• [EXERCISE] Which lines of the entries below include "VIDEO"? List them all.

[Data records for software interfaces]
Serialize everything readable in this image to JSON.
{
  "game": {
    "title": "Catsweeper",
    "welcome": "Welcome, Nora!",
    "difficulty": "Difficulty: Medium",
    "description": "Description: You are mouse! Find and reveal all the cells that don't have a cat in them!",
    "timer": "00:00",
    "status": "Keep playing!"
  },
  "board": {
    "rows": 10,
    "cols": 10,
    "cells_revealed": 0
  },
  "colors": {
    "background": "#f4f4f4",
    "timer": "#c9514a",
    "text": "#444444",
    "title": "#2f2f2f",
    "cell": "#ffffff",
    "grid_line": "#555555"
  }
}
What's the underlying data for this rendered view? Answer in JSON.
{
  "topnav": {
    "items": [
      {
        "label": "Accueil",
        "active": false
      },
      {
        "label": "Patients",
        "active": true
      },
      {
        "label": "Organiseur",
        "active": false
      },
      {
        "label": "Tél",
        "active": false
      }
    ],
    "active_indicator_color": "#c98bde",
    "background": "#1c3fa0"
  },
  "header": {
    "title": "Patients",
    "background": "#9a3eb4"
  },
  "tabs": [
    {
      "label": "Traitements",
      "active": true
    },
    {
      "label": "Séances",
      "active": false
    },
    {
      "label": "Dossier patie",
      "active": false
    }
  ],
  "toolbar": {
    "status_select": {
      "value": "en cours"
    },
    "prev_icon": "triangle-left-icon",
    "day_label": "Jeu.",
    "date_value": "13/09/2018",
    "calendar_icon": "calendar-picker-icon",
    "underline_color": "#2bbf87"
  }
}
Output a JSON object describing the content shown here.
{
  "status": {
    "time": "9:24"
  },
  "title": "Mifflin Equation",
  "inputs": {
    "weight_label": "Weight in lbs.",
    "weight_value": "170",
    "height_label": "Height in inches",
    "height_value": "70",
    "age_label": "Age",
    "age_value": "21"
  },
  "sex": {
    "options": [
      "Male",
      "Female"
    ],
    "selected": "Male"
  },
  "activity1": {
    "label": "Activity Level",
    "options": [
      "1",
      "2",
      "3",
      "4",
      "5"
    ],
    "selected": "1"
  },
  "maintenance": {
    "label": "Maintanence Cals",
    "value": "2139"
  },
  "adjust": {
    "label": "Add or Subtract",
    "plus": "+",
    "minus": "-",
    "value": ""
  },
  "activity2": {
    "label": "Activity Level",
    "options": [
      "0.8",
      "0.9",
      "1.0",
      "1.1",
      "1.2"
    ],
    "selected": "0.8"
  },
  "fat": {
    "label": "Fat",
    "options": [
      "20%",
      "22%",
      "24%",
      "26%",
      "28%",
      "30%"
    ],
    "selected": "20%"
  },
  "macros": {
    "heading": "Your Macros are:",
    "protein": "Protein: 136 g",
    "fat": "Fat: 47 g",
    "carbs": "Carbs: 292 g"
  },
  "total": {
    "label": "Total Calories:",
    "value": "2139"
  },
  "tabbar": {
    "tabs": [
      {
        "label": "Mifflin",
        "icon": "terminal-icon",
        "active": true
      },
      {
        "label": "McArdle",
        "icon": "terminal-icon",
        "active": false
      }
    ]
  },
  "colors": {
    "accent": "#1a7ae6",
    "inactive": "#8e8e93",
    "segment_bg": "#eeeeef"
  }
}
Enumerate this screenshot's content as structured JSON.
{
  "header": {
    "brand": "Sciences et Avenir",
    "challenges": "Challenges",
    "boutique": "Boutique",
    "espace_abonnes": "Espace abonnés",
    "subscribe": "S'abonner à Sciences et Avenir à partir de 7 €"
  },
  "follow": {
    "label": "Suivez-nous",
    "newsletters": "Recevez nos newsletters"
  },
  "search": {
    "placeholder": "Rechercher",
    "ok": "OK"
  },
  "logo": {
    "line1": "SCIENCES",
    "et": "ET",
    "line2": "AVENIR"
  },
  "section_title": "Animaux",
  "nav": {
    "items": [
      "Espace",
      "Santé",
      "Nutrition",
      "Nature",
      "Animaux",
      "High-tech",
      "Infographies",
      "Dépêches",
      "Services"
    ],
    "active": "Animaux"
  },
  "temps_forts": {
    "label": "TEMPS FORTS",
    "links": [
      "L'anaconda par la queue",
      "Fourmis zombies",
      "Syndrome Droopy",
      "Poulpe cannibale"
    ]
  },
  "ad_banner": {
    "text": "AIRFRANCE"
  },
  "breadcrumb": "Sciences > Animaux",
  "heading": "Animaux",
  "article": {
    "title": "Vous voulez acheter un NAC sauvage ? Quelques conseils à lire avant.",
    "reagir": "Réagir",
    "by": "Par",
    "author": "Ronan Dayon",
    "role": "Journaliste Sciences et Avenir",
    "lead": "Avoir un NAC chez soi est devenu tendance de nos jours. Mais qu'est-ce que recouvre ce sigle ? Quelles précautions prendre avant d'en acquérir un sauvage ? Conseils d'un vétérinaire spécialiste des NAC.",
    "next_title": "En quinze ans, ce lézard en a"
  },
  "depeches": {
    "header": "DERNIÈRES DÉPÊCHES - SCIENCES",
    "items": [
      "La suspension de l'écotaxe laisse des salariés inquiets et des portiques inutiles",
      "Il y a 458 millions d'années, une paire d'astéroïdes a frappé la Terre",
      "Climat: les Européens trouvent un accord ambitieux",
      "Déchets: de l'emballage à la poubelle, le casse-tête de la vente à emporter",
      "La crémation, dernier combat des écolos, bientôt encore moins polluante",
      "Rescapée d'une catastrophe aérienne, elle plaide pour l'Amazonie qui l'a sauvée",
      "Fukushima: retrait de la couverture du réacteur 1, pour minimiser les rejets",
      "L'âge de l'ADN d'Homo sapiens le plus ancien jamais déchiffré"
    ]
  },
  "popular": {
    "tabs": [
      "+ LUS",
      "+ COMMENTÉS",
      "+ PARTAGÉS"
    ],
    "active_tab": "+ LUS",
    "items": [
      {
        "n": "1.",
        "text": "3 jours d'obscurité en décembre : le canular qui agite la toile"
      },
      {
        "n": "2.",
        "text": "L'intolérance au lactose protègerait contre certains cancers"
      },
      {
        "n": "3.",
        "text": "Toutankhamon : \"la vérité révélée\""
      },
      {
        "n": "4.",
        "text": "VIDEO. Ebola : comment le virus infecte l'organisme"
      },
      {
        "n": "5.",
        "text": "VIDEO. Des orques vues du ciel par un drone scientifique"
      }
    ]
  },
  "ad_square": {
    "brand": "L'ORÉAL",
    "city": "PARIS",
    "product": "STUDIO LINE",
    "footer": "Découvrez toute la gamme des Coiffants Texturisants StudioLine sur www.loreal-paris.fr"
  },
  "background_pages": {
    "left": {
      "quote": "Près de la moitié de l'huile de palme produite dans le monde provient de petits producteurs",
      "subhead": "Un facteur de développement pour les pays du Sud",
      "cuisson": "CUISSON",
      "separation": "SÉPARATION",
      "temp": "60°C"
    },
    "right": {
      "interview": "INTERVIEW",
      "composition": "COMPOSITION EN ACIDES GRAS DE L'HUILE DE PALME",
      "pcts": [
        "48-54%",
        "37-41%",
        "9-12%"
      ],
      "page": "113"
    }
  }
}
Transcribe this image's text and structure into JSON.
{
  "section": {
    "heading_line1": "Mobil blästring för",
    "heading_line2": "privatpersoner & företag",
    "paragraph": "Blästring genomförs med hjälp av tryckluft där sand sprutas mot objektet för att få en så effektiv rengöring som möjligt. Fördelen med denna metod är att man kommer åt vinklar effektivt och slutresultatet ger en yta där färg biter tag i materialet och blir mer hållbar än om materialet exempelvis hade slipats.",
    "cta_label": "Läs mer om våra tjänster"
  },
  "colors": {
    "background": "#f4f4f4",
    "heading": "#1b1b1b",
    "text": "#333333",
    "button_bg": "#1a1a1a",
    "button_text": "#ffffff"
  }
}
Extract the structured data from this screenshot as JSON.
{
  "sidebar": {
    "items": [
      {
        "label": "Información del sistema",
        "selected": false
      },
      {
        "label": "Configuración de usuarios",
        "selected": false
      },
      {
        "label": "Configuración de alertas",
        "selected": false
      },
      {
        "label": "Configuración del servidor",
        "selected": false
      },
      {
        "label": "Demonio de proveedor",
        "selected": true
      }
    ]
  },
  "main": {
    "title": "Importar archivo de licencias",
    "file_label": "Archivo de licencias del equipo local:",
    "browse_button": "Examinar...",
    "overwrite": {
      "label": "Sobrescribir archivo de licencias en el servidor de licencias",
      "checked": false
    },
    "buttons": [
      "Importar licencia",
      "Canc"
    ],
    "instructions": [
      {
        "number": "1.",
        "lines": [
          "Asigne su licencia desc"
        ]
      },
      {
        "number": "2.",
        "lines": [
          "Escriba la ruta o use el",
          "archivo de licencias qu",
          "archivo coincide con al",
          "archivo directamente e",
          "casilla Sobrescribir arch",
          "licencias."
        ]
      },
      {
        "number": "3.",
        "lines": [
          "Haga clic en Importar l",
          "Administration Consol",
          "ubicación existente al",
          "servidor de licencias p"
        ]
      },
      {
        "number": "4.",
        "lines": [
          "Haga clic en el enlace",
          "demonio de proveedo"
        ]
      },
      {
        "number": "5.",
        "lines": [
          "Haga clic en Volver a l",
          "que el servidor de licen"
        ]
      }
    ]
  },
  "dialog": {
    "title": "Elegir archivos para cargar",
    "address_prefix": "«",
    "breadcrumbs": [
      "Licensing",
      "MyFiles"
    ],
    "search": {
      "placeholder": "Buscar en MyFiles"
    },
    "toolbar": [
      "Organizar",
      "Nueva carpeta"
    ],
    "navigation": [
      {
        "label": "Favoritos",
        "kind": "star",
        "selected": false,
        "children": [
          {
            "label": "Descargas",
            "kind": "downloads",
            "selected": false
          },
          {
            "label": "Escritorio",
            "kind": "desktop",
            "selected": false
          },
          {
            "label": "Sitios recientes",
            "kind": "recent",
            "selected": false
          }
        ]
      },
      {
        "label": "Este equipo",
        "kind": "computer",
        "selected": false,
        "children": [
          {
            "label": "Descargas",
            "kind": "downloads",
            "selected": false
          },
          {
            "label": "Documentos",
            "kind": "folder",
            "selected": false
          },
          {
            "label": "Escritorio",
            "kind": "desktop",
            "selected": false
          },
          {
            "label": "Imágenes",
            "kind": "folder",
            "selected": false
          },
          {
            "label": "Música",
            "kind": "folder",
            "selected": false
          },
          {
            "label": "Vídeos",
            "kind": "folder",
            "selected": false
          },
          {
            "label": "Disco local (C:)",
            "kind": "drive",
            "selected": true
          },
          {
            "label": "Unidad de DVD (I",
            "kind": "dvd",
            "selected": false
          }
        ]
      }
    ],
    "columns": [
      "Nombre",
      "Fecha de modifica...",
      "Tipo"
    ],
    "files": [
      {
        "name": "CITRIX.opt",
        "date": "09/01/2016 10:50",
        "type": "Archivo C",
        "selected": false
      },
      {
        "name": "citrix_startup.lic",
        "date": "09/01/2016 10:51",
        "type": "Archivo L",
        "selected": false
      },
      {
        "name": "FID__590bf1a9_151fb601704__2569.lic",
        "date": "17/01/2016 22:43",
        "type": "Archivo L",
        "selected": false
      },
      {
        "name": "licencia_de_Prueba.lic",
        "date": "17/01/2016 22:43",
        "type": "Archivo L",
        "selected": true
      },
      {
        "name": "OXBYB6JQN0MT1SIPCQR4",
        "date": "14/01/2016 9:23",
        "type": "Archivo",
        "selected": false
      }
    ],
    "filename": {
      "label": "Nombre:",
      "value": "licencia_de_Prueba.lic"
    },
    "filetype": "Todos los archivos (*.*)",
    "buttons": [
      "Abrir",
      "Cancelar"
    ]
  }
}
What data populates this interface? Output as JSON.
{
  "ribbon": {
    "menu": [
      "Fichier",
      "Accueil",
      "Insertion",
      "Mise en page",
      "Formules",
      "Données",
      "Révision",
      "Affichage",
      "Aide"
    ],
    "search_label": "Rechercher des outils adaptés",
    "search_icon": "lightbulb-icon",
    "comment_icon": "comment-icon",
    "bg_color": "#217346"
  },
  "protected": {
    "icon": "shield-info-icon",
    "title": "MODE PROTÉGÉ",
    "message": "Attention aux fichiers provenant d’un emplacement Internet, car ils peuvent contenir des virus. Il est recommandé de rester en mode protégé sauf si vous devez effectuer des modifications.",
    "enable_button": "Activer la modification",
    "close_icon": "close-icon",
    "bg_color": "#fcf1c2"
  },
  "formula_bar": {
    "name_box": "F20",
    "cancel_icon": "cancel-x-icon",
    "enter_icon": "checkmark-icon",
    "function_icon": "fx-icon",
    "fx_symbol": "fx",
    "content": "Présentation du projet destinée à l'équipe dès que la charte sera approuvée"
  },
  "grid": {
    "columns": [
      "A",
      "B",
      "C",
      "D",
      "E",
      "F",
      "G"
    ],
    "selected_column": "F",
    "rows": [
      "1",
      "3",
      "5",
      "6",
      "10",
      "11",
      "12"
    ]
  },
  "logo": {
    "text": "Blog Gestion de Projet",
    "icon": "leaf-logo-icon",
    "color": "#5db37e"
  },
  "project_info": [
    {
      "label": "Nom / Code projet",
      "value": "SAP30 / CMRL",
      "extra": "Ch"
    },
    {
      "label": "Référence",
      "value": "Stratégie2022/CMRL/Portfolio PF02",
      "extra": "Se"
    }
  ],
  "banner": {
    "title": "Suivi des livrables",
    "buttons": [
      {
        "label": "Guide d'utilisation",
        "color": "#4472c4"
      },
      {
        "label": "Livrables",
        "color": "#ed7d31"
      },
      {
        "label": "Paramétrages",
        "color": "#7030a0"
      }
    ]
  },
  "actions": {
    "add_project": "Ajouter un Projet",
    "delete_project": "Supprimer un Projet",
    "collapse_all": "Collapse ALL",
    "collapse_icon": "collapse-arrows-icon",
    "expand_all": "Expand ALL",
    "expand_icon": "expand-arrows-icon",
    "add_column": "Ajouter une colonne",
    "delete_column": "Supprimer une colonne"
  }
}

• [RESPONSE TO THE TASK]
        "text": "VIDEO. Ebola : comment le virus infecte l'organisme"
        "text": "VIDEO. Des orques vues du ciel par un drone scientifique"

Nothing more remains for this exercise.